EXERCISE PROMPT - Copy out each line of the material below that holds the string "name".

(Saved entries)

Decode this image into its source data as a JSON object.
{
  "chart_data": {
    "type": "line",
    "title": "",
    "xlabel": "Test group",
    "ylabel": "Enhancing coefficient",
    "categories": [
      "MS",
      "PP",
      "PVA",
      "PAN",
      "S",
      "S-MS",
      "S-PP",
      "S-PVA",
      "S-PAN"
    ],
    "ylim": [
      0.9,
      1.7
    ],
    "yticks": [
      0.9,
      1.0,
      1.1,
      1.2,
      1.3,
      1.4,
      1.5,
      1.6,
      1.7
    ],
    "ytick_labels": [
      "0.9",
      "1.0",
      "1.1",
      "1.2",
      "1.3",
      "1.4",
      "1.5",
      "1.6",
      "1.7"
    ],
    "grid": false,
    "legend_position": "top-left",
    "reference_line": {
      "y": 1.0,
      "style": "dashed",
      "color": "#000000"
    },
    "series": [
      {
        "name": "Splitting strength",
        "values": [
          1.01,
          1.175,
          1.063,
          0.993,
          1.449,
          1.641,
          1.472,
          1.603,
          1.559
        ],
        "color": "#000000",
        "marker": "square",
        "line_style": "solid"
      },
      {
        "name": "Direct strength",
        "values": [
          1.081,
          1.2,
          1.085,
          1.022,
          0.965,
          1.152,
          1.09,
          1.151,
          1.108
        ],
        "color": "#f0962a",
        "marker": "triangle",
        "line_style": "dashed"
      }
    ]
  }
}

THE RESPONSE -
        "name": "Splitting strength",
        "name": "Direct strength",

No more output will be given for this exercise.